◆ **DIRECTIONS FOR THIS TASK**:
Print the entries in full, word for word, but not the pictures.

══ PROVIDED MATERIAL

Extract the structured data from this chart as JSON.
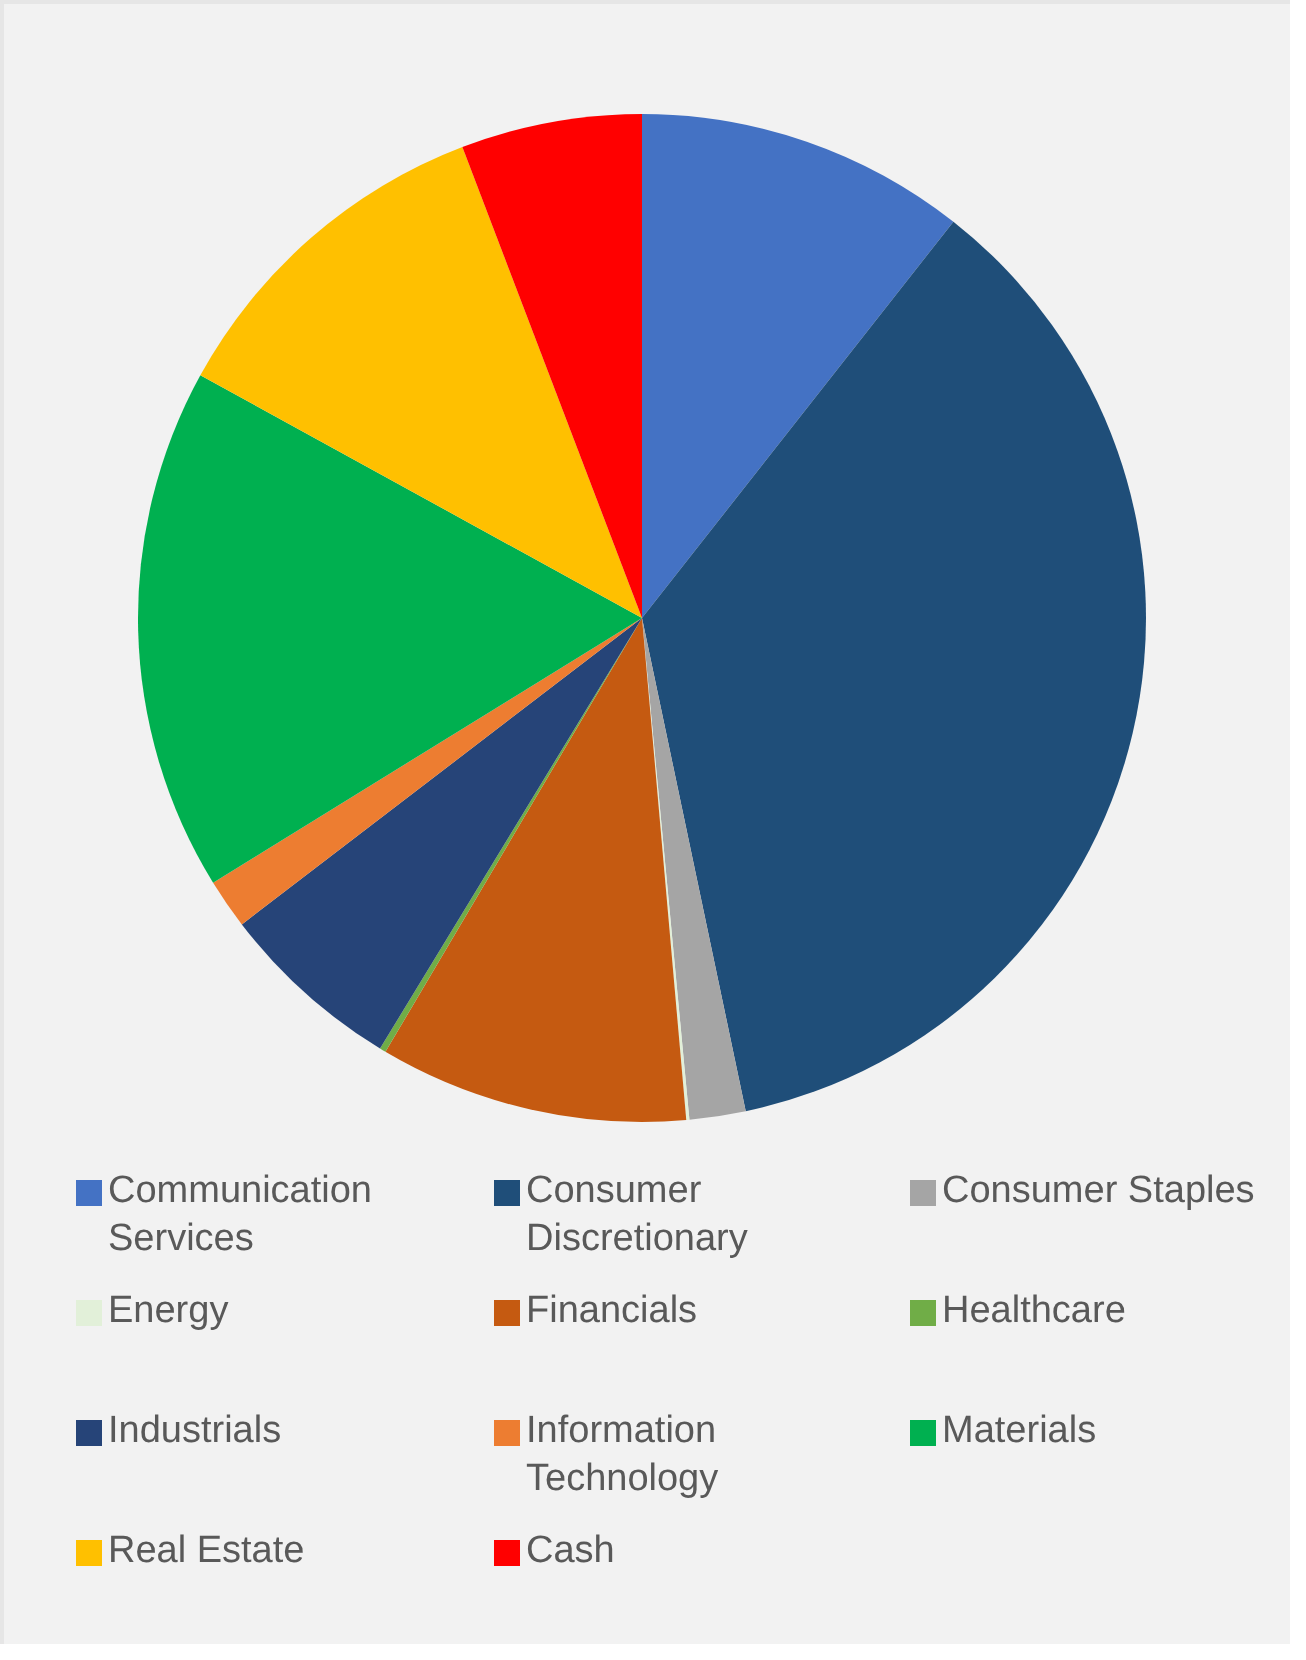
{
  "chart_data": {
    "type": "pie",
    "categories": [
      "Communication Services",
      "Consumer Discretionary",
      "Consumer Staples",
      "Energy",
      "Financials",
      "Healthcare",
      "Industrials",
      "Information Technology",
      "Materials",
      "Real Estate",
      "Cash"
    ],
    "values": [
      10.6,
      36.1,
      1.8,
      0.1,
      9.9,
      0.2,
      5.9,
      1.6,
      16.8,
      11.2,
      5.8
    ],
    "colors": [
      "#4472c4",
      "#1f4e79",
      "#a5a5a5",
      "#e2f0d9",
      "#c55a11",
      "#70ad47",
      "#264478",
      "#ed7d31",
      "#00b050",
      "#ffc000",
      "#ff0000"
    ],
    "legend": "bottom"
  }
}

════

◆ **EXPECTED OUTPUT**:
Extract the structured data from this chart as JSON.
{
  "chart_data": {
    "type": "pie",
    "categories": [
      "Communication Services",
      "Consumer Discretionary",
      "Consumer Staples",
      "Energy",
      "Financials",
      "Healthcare",
      "Industrials",
      "Information Technology",
      "Materials",
      "Real Estate",
      "Cash"
    ],
    "values": [
      10.6,
      36.1,
      1.8,
      0.1,
      9.9,
      0.2,
      5.9,
      1.6,
      16.8,
      11.2,
      5.8
    ],
    "colors": [
      "#4472c4",
      "#1f4e79",
      "#a5a5a5",
      "#e2f0d9",
      "#c55a11",
      "#70ad47",
      "#264478",
      "#ed7d31",
      "#00b050",
      "#ffc000",
      "#ff0000"
    ],
    "legend": "bottom"
  }
}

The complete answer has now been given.